**Short problem**
Lines before the one containing "Give me the" are excluded; print that line and every line after it through the end of the material below, exactly.

═══ Data entries ═══

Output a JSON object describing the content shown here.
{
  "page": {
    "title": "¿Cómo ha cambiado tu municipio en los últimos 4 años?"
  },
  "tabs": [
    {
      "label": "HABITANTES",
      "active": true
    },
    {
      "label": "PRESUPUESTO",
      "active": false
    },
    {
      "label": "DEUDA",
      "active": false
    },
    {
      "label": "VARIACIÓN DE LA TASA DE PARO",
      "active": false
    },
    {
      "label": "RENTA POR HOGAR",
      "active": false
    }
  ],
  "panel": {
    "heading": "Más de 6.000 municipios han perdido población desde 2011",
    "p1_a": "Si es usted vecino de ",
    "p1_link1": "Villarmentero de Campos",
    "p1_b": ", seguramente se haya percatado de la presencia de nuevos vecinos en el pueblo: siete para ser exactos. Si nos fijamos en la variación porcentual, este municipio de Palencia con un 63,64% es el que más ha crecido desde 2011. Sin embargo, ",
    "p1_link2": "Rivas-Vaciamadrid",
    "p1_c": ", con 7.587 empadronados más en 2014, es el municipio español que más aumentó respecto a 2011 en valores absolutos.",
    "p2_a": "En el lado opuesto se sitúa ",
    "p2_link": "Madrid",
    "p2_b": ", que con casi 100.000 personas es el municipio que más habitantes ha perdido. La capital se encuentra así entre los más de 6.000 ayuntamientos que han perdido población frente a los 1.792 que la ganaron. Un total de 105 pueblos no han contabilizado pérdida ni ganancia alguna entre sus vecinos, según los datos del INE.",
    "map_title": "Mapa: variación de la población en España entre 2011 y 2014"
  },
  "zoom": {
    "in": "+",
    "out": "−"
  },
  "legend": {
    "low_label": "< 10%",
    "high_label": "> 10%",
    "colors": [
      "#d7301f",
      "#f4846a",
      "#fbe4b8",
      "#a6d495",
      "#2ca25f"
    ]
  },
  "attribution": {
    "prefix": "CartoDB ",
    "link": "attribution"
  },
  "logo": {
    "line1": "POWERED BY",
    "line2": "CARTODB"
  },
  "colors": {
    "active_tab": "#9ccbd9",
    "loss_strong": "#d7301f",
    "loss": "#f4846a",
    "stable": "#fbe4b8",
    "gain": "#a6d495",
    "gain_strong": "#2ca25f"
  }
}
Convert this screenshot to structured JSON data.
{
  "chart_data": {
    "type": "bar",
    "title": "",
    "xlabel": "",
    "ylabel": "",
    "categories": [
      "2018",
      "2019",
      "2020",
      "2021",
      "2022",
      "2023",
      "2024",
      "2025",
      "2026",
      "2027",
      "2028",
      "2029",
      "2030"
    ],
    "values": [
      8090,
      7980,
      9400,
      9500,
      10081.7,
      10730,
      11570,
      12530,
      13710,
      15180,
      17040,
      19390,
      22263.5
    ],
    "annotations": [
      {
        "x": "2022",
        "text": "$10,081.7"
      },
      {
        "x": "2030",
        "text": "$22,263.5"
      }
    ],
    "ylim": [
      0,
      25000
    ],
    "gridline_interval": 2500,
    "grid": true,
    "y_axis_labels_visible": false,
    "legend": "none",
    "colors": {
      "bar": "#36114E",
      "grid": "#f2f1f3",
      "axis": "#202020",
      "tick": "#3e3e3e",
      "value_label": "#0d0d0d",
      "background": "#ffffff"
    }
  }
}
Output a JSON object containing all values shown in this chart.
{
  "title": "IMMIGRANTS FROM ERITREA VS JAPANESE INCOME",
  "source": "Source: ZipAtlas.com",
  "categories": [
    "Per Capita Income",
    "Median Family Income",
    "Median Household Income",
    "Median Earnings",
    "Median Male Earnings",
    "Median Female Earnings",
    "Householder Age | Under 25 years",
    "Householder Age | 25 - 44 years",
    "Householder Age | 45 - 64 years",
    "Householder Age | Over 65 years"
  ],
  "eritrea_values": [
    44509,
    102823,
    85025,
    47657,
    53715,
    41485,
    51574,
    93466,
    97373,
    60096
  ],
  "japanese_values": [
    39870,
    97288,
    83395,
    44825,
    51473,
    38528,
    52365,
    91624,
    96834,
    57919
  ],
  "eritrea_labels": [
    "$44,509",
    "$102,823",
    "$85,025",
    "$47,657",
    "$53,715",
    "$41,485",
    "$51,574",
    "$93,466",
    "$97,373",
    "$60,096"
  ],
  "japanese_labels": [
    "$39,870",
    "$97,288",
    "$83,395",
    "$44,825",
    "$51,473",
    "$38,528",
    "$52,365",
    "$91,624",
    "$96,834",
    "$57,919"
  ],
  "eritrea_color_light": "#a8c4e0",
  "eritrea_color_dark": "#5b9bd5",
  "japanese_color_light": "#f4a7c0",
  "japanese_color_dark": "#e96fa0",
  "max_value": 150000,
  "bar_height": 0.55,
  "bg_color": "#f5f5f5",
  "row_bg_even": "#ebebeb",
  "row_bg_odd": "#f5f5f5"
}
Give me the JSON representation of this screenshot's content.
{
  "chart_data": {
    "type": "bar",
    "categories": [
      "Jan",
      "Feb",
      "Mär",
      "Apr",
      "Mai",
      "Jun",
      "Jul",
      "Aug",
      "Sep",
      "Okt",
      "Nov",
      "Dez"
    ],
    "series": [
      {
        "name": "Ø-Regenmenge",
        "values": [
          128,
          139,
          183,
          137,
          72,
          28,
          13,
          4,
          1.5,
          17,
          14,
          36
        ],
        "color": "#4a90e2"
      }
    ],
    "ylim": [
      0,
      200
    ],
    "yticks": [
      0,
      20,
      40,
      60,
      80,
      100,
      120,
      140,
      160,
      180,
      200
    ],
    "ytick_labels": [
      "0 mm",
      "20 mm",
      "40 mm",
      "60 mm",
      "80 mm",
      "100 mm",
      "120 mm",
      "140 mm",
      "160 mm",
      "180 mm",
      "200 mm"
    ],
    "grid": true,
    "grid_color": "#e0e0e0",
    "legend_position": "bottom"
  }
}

═══

**Task answer**
Give me the JSON representation of this screenshot's content.
{
  "chart_data": {
    "type": "bar",
    "categories": [
      "Jan",
      "Feb",
      "Mär",
      "Apr",
      "Mai",
      "Jun",
      "Jul",
      "Aug",
      "Sep",
      "Okt",
      "Nov",
      "Dez"
    ],
    "series": [
      {
        "name": "Ø-Regenmenge",
        "values": [
          128,
          139,
          183,
          137,
          72,
          28,
          13,
          4,
          1.5,
          17,
          14,
          36
        ],
        "color": "#4a90e2"
      }
    ],
    "ylim": [
      0,
      200
    ],
    "yticks": [
      0,
      20,
      40,
      60,
      80,
      100,
      120,
      140,
      160,
      180,
      200
    ],
    "ytick_labels": [
      "0 mm",
      "20 mm",
      "40 mm",
      "60 mm",
      "80 mm",
      "100 mm",
      "120 mm",
      "140 mm",
      "160 mm",
      "180 mm",
      "200 mm"
    ],
    "grid": true,
    "grid_color": "#e0e0e0",
    "legend_position": "bottom"
  }
}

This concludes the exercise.